*What you have to do*.
Would you transcribe all of the data exactly, down to the last character?

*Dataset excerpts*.
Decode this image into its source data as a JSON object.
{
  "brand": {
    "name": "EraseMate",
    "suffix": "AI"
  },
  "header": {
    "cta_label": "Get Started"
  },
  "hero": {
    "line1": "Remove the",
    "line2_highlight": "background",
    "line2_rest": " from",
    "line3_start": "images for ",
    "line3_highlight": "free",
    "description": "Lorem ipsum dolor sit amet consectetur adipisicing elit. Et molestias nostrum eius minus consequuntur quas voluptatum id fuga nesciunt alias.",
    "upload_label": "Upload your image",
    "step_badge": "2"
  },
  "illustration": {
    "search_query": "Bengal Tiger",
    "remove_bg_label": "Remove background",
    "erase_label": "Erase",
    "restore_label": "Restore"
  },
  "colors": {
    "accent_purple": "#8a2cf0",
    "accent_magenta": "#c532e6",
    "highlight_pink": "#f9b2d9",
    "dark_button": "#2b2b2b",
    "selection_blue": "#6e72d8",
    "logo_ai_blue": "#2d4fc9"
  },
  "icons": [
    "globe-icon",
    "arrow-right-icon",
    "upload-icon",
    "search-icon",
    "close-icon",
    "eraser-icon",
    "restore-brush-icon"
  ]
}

*Exercise solution*.
Decode this image into its source data as a JSON object.
{
  "brand": {
    "name": "EraseMate",
    "suffix": "AI"
  },
  "header": {
    "cta_label": "Get Started"
  },
  "hero": {
    "line1": "Remove the",
    "line2_highlight": "background",
    "line2_rest": " from",
    "line3_start": "images for ",
    "line3_highlight": "free",
    "description": "Lorem ipsum dolor sit amet consectetur adipisicing elit. Et molestias nostrum eius minus consequuntur quas voluptatum id fuga nesciunt alias.",
    "upload_label": "Upload your image",
    "step_badge": "2"
  },
  "illustration": {
    "search_query": "Bengal Tiger",
    "remove_bg_label": "Remove background",
    "erase_label": "Erase",
    "restore_label": "Restore"
  },
  "colors": {
    "accent_purple": "#8a2cf0",
    "accent_magenta": "#c532e6",
    "highlight_pink": "#f9b2d9",
    "dark_button": "#2b2b2b",
    "selection_blue": "#6e72d8",
    "logo_ai_blue": "#2d4fc9"
  },
  "icons": [
    "globe-icon",
    "arrow-right-icon",
    "upload-icon",
    "search-icon",
    "close-icon",
    "eraser-icon",
    "restore-brush-icon"
  ]
}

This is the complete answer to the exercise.